SUPPLIED INFORMATION:
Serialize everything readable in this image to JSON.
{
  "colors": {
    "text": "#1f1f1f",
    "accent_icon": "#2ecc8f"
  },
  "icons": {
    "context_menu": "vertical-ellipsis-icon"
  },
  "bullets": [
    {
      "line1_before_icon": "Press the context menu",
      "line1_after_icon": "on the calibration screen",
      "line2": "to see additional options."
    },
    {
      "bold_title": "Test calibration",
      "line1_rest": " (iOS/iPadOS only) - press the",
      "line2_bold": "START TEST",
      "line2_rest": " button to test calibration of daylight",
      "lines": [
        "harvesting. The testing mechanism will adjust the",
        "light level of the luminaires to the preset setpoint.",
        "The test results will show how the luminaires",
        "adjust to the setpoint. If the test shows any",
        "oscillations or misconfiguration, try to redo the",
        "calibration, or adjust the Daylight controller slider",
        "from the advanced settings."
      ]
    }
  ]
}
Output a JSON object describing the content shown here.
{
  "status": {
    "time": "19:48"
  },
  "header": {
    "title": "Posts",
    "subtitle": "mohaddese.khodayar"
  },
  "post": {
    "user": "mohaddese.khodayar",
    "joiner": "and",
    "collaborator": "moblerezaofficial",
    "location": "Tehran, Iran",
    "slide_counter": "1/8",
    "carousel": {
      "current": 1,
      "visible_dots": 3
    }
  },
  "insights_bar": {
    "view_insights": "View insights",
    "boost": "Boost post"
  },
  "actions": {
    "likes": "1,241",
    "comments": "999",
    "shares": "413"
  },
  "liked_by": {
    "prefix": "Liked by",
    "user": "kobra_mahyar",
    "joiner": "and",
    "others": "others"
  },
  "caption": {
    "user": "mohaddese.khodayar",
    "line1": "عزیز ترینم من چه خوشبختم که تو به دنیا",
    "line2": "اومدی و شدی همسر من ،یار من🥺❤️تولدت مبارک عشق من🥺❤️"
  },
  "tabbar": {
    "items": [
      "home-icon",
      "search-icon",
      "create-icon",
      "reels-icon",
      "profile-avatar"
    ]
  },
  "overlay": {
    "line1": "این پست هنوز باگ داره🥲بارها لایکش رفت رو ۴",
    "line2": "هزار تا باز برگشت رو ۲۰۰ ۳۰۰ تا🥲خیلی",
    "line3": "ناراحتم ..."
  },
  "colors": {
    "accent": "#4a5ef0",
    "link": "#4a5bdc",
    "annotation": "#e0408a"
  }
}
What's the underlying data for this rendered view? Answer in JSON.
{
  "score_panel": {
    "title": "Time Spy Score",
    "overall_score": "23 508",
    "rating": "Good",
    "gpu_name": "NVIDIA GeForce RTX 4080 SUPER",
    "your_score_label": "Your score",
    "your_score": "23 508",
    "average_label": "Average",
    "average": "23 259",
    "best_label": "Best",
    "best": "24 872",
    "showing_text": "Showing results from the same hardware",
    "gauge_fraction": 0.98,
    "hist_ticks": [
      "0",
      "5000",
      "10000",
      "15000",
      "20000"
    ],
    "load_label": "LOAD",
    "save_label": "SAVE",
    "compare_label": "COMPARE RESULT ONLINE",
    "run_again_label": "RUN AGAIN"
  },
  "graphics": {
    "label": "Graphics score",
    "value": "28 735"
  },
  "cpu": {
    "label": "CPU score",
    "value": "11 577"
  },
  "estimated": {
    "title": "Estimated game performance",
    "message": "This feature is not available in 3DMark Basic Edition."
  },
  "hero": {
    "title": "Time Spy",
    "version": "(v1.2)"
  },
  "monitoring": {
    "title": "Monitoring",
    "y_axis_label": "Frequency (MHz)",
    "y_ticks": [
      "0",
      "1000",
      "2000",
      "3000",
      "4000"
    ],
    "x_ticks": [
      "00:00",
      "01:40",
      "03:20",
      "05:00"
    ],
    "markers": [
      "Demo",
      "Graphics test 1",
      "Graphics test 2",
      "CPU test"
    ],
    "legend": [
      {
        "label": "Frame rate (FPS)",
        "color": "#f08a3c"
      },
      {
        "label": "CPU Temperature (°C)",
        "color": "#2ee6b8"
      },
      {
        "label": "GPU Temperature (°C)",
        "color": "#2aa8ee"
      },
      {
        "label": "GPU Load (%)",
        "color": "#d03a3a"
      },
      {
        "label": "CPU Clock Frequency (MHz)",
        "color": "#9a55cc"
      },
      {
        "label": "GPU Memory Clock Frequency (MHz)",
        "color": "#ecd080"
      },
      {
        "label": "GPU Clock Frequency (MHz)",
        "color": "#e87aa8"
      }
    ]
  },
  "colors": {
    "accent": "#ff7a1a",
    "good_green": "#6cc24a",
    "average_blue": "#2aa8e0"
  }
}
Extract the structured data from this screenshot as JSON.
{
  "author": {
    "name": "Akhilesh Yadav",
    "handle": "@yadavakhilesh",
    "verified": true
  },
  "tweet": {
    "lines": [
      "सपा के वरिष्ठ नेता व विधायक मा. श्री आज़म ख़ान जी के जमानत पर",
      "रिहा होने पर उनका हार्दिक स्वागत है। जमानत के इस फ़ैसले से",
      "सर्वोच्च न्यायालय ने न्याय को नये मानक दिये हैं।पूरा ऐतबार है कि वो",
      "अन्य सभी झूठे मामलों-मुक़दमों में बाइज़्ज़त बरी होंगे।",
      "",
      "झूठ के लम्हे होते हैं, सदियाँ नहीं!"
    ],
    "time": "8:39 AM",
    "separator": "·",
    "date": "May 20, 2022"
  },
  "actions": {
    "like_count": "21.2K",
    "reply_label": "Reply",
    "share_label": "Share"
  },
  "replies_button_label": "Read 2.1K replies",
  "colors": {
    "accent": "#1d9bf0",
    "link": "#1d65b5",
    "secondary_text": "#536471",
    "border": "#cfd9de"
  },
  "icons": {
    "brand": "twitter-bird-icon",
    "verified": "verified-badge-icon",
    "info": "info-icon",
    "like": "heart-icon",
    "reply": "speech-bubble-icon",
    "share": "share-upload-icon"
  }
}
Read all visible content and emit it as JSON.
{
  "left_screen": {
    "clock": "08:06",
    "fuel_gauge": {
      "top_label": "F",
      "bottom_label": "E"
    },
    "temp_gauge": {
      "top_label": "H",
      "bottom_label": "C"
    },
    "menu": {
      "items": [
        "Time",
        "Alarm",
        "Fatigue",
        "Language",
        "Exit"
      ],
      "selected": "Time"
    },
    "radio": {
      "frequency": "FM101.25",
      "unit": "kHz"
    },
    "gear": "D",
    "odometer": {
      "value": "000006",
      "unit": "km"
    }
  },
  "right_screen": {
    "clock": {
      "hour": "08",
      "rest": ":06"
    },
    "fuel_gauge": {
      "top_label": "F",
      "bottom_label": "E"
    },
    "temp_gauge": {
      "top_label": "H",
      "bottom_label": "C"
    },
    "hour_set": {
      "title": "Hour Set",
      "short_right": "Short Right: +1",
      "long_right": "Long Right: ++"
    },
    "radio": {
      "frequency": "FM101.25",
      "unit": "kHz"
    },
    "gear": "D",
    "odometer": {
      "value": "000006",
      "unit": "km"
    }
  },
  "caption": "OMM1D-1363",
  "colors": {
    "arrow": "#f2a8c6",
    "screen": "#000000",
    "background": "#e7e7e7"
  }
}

TASK: Copy exactly, word for word, the line with "Read all visible content and emit it as JSON." through the final line of the listing.

TASK SOLUTION:
Read all visible content and emit it as JSON.
{
  "left_screen": {
    "clock": "08:06",
    "fuel_gauge": {
      "top_label": "F",
      "bottom_label": "E"
    },
    "temp_gauge": {
      "top_label": "H",
      "bottom_label": "C"
    },
    "menu": {
      "items": [
        "Time",
        "Alarm",
        "Fatigue",
        "Language",
        "Exit"
      ],
      "selected": "Time"
    },
    "radio": {
      "frequency": "FM101.25",
      "unit": "kHz"
    },
    "gear": "D",
    "odometer": {
      "value": "000006",
      "unit": "km"
    }
  },
  "right_screen": {
    "clock": {
      "hour": "08",
      "rest": ":06"
    },
    "fuel_gauge": {
      "top_label": "F",
      "bottom_label": "E"
    },
    "temp_gauge": {
      "top_label": "H",
      "bottom_label": "C"
    },
    "hour_set": {
      "title": "Hour Set",
      "short_right": "Short Right: +1",
      "long_right": "Long Right: ++"
    },
    "radio": {
      "frequency": "FM101.25",
      "unit": "kHz"
    },
    "gear": "D",
    "odometer": {
      "value": "000006",
      "unit": "km"
    }
  },
  "caption": "OMM1D-1363",
  "colors": {
    "arrow": "#f2a8c6",
    "screen": "#000000",
    "background": "#e7e7e7"
  }
}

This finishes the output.